====== SUPPLIED RECORDS ======
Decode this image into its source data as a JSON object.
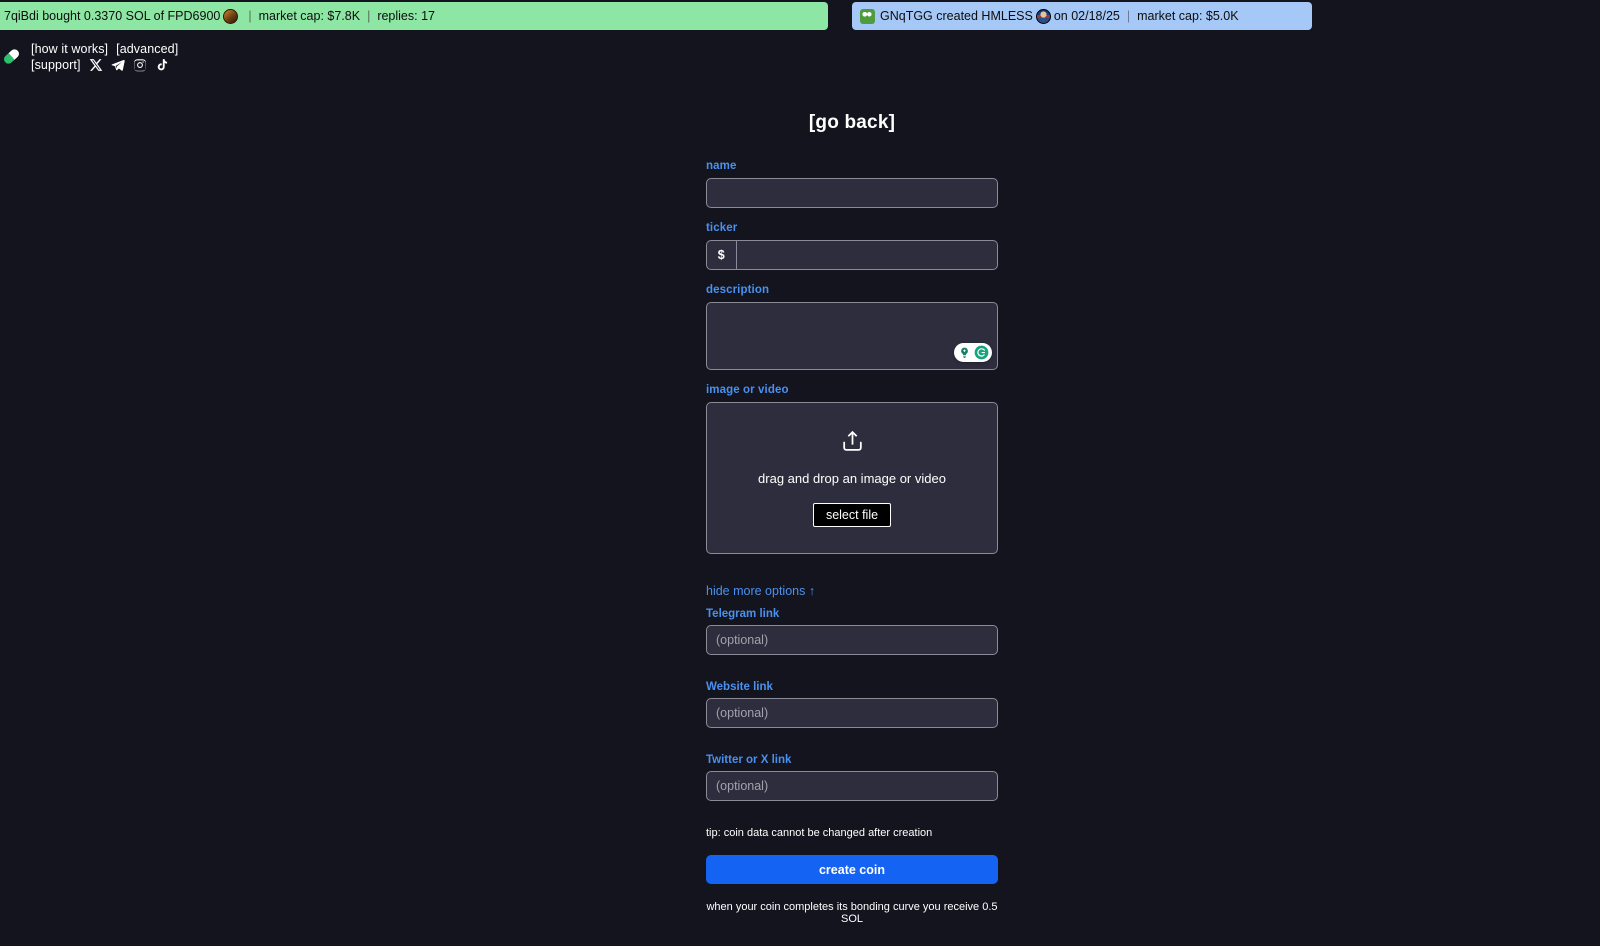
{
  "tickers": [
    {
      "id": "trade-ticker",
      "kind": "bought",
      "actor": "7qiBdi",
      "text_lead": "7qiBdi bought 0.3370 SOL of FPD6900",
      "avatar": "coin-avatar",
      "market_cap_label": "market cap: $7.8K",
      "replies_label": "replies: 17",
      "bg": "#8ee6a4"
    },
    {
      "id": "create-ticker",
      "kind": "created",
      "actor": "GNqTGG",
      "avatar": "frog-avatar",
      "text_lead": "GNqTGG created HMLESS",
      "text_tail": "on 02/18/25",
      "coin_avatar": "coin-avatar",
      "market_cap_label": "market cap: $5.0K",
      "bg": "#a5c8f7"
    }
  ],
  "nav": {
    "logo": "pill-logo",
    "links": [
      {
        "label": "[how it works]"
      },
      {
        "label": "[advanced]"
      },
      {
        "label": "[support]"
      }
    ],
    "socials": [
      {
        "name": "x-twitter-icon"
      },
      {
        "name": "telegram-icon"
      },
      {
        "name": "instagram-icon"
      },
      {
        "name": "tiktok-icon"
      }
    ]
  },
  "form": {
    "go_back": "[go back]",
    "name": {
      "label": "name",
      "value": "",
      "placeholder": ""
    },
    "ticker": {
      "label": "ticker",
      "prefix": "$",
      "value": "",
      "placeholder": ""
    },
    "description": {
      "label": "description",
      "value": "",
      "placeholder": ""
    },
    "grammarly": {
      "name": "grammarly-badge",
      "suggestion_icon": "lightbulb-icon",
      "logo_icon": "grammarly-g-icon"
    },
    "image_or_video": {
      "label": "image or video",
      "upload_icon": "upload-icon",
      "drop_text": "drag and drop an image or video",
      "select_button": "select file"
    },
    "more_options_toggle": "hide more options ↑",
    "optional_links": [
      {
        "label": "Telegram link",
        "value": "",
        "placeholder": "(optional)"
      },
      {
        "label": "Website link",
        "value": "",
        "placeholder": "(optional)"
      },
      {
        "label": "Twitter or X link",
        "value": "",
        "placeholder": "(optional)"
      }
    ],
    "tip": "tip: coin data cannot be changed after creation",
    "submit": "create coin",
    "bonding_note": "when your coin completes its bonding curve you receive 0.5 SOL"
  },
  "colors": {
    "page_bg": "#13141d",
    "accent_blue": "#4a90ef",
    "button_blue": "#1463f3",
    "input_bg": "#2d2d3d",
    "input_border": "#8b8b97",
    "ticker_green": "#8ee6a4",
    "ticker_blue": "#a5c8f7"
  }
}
======
From the entries, copy out each line containing the word "created".

— RESPONSE TO THIS TASK —
      "kind": "created",
      "text_lead": "GNqTGG created HMLESS",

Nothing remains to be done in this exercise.